-- What you have to do --
Look through the data below. Collect every line where the word "name" occurs.

-- Supplied data --
__________

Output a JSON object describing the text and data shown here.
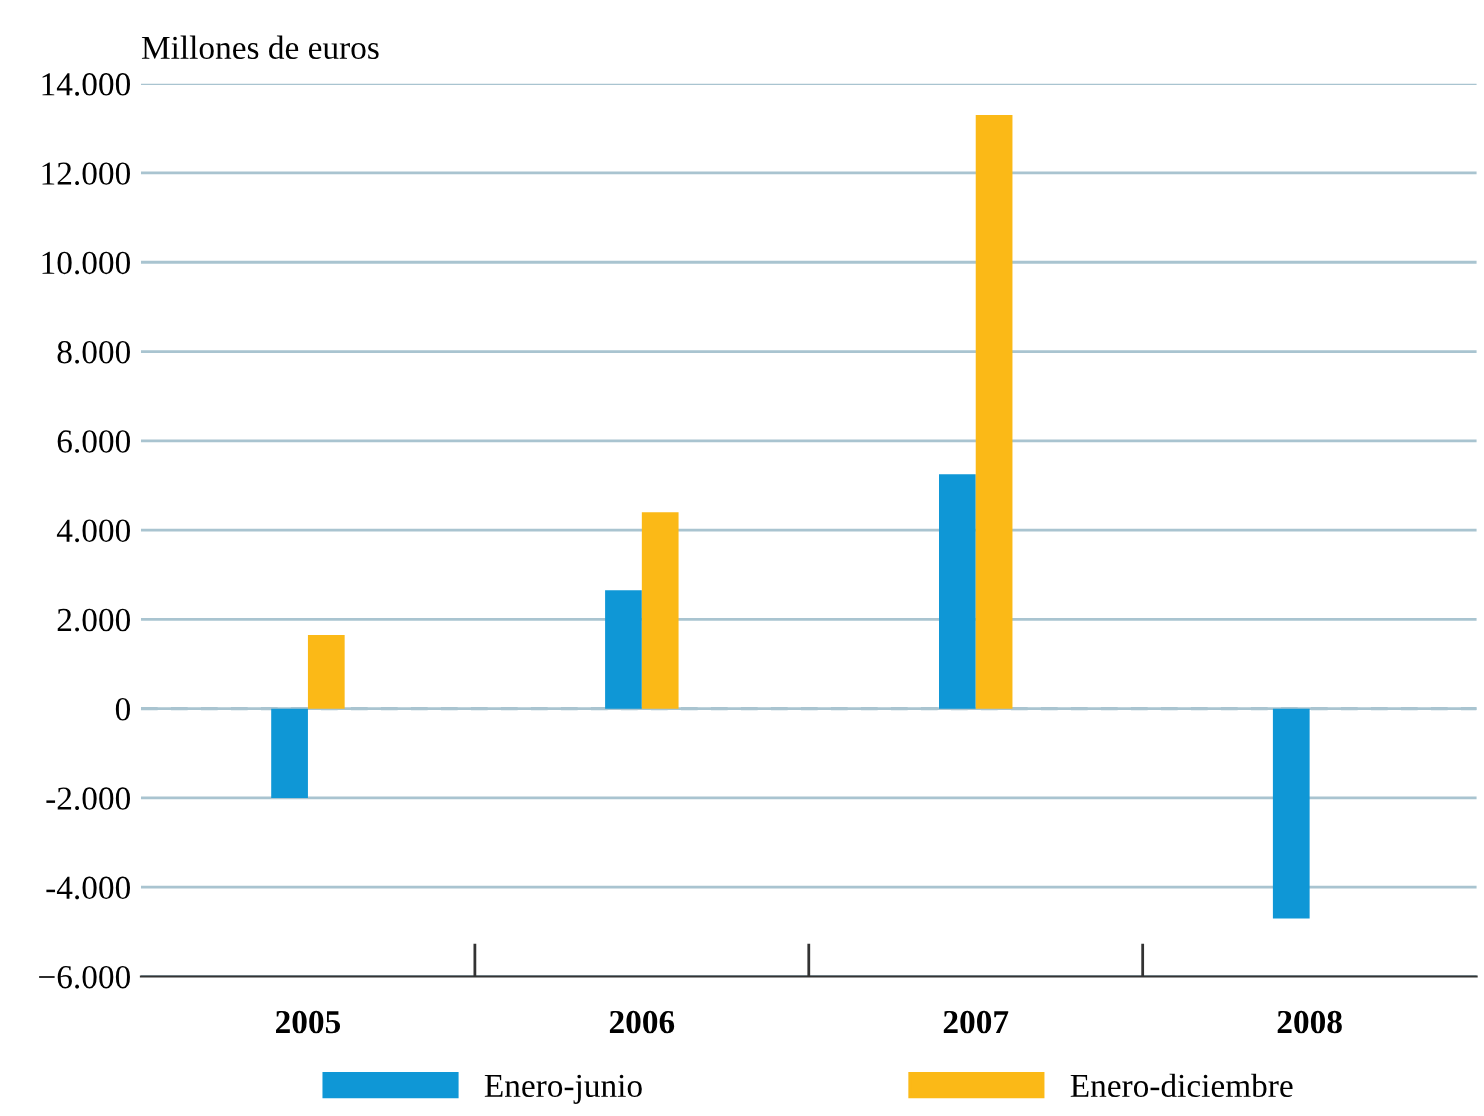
{
  "chart_data": {
    "type": "bar",
    "ylabel": "Millones de euros",
    "categories": [
      "2005",
      "2006",
      "2007",
      "2008"
    ],
    "series": [
      {
        "name": "Enero-junio",
        "color": "#0f97d6",
        "values": [
          -2000,
          2650,
          5250,
          -4700
        ]
      },
      {
        "name": "Enero-diciembre",
        "color": "#fbb917",
        "values": [
          1650,
          4400,
          13300,
          null
        ]
      }
    ],
    "ylim": [
      -6000,
      14000
    ],
    "yticks": [
      {
        "value": -6000,
        "label": "−6.000"
      },
      {
        "value": -4000,
        "label": "-4.000"
      },
      {
        "value": -2000,
        "label": "-2.000"
      },
      0,
      {
        "value": 2000,
        "label": "2.000"
      },
      {
        "value": 4000,
        "label": "4.000"
      },
      {
        "value": 6000,
        "label": "6.000"
      },
      {
        "value": 8000,
        "label": "8.000"
      },
      {
        "value": 10000,
        "label": "10.000"
      },
      {
        "value": 12000,
        "label": "12.000"
      },
      {
        "value": 14000,
        "label": "14.000"
      }
    ],
    "ref_lines": [
      {
        "axis": "y",
        "value": 0,
        "color": "#a9c4d0",
        "line_style": "dashed"
      }
    ],
    "grid": "y",
    "legend": "bottom"
  }
}
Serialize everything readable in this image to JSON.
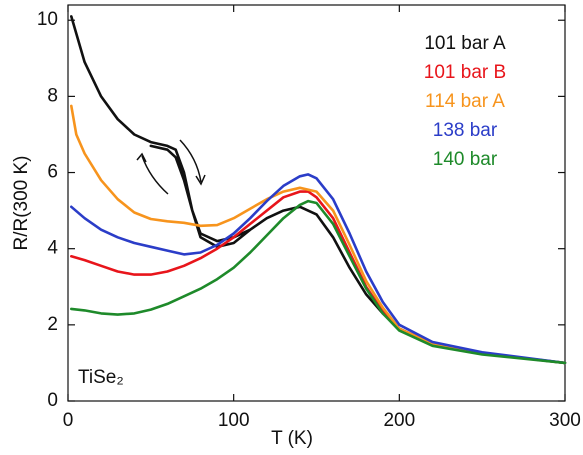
{
  "chart_data": {
    "type": "line",
    "x_label": "T (K)",
    "y_label": "R/R(300 K)",
    "annotation": "TiSe₂",
    "xlim": [
      0,
      300
    ],
    "xticks": [
      0,
      100,
      200,
      300
    ],
    "ylim": [
      0,
      10.4
    ],
    "yticks": [
      0,
      2,
      4,
      6,
      8,
      10
    ],
    "legend": "upper right",
    "series": [
      {
        "name": "101 bar A",
        "color": "#111111",
        "x": [
          2,
          10,
          20,
          30,
          40,
          50,
          60,
          65,
          70,
          75,
          80,
          90,
          100,
          110,
          120,
          130,
          140,
          150,
          160,
          170,
          180,
          190,
          200,
          220,
          250,
          300,
          200,
          110,
          100,
          90,
          80,
          75,
          70,
          65,
          60,
          50
        ],
        "values": [
          10.1,
          8.9,
          8.0,
          7.4,
          7.0,
          6.8,
          6.7,
          6.6,
          6.0,
          5.0,
          4.4,
          4.2,
          4.3,
          4.5,
          4.8,
          5.0,
          5.1,
          4.9,
          4.3,
          3.5,
          2.8,
          2.3,
          1.9,
          1.5,
          1.25,
          1.0,
          null,
          4.5,
          4.15,
          4.05,
          4.3,
          5.0,
          5.8,
          6.4,
          6.6,
          6.7
        ]
      },
      {
        "name": "101 bar B",
        "color": "#e8151b",
        "x": [
          2,
          10,
          20,
          30,
          40,
          50,
          60,
          70,
          80,
          90,
          100,
          110,
          120,
          130,
          140,
          145,
          150,
          160,
          170,
          180,
          190,
          200,
          220,
          250,
          300
        ],
        "values": [
          3.8,
          3.7,
          3.55,
          3.4,
          3.32,
          3.32,
          3.4,
          3.55,
          3.75,
          4.0,
          4.3,
          4.65,
          5.0,
          5.35,
          5.5,
          5.5,
          5.35,
          4.8,
          3.9,
          3.0,
          2.35,
          1.9,
          1.5,
          1.25,
          1.0
        ]
      },
      {
        "name": "114 bar A",
        "color": "#f7941d",
        "x": [
          2,
          5,
          10,
          20,
          30,
          40,
          50,
          60,
          70,
          80,
          90,
          100,
          110,
          120,
          130,
          140,
          150,
          160,
          170,
          180,
          190,
          200,
          220,
          250,
          300
        ],
        "values": [
          7.75,
          7.0,
          6.5,
          5.8,
          5.3,
          4.95,
          4.78,
          4.72,
          4.68,
          4.6,
          4.62,
          4.8,
          5.05,
          5.3,
          5.5,
          5.6,
          5.5,
          5.0,
          4.1,
          3.15,
          2.45,
          1.9,
          1.5,
          1.25,
          1.0
        ]
      },
      {
        "name": "138 bar",
        "color": "#2b3dc8",
        "x": [
          2,
          10,
          20,
          30,
          40,
          50,
          60,
          70,
          80,
          90,
          100,
          110,
          120,
          130,
          140,
          145,
          150,
          160,
          170,
          180,
          190,
          200,
          220,
          250,
          300
        ],
        "values": [
          5.1,
          4.8,
          4.5,
          4.3,
          4.15,
          4.05,
          3.95,
          3.85,
          3.9,
          4.1,
          4.4,
          4.8,
          5.25,
          5.65,
          5.9,
          5.95,
          5.85,
          5.3,
          4.4,
          3.4,
          2.6,
          2.0,
          1.55,
          1.28,
          1.0
        ]
      },
      {
        "name": "140 bar",
        "color": "#1e8a2a",
        "x": [
          2,
          10,
          20,
          30,
          40,
          50,
          60,
          70,
          80,
          90,
          100,
          110,
          120,
          130,
          140,
          145,
          150,
          160,
          170,
          180,
          190,
          200,
          220,
          250,
          300
        ],
        "values": [
          2.42,
          2.38,
          2.3,
          2.27,
          2.3,
          2.4,
          2.55,
          2.75,
          2.95,
          3.2,
          3.5,
          3.9,
          4.35,
          4.8,
          5.15,
          5.25,
          5.2,
          4.65,
          3.8,
          2.95,
          2.3,
          1.85,
          1.45,
          1.22,
          1.0
        ]
      }
    ]
  }
}
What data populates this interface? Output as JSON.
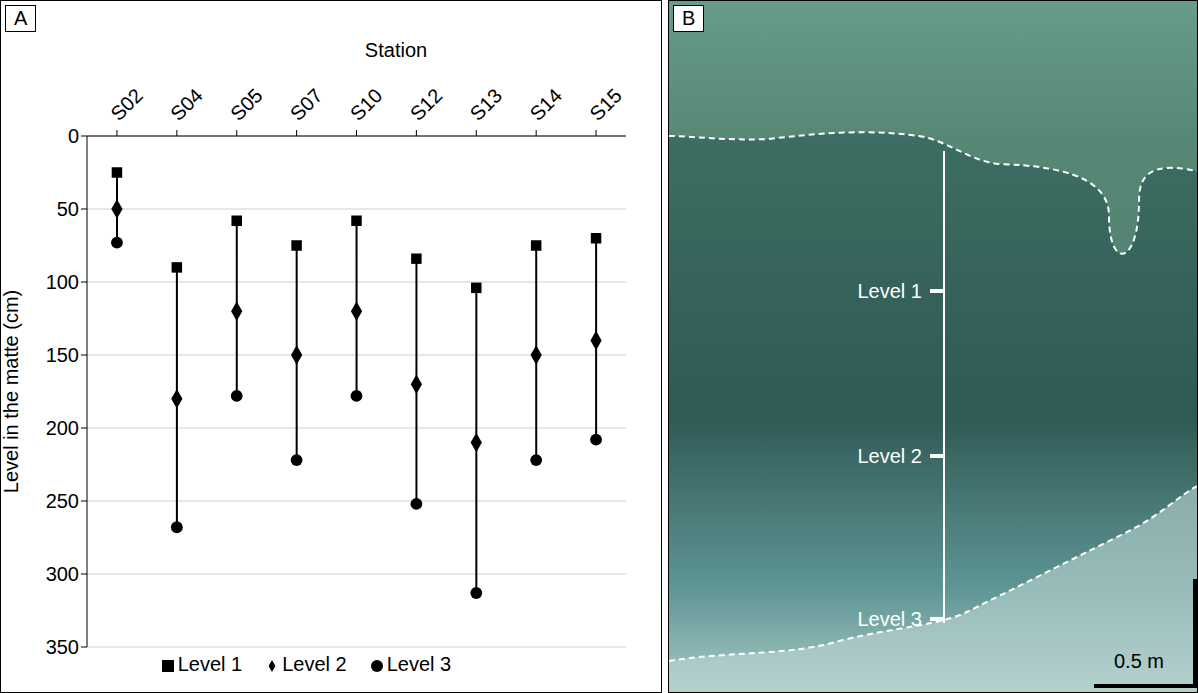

__________

-- The answer --
        "name": "Enero-junio",
        "name": "Enero-diciembre",
        "name": "101 bar A",
        "name": "101 bar B",
        "name": "114 bar A",
        "name": "138 bar",
        "name": "140 bar",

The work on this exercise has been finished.